▽

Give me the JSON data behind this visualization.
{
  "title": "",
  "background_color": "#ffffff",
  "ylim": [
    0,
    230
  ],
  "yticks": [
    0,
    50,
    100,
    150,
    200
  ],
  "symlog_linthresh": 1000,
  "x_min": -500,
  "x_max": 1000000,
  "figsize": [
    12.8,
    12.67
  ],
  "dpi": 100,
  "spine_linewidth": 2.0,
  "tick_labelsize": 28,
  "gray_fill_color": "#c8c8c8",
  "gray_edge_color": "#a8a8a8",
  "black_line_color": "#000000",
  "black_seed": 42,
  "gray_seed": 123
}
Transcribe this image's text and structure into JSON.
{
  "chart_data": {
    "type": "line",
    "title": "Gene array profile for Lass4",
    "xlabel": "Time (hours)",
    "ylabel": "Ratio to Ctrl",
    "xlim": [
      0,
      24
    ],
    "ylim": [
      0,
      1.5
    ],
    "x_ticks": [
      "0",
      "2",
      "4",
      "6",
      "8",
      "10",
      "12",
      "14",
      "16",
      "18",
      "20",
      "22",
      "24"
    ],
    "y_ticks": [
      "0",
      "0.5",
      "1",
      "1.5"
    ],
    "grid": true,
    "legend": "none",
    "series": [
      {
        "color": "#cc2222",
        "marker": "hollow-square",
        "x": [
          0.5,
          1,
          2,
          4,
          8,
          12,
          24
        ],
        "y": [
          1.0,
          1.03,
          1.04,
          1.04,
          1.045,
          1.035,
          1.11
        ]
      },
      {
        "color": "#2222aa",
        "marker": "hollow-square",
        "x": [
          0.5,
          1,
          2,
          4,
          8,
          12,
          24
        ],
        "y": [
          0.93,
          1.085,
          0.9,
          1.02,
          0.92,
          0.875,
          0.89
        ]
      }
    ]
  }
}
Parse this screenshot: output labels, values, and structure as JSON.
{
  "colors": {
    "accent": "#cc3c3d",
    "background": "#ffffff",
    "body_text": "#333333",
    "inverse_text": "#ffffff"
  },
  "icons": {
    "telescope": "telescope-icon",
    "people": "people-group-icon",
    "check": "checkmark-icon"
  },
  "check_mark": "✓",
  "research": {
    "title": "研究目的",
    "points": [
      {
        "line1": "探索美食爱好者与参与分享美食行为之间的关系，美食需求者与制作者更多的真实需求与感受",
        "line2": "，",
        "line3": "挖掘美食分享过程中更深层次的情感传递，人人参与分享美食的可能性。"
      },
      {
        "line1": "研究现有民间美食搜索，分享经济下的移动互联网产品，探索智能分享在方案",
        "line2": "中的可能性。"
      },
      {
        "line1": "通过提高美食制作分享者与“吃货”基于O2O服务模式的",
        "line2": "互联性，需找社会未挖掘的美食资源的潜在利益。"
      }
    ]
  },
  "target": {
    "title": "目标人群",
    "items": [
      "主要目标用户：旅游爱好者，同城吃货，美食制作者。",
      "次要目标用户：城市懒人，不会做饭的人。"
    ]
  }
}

△

__The problem__: Find the lines above that include the string "title" and copy them.

__Correct answer__:
  "title": "",
    "title": "Gene array profile for Lass4",
    "title": "研究目的",
    "title": "目标人群",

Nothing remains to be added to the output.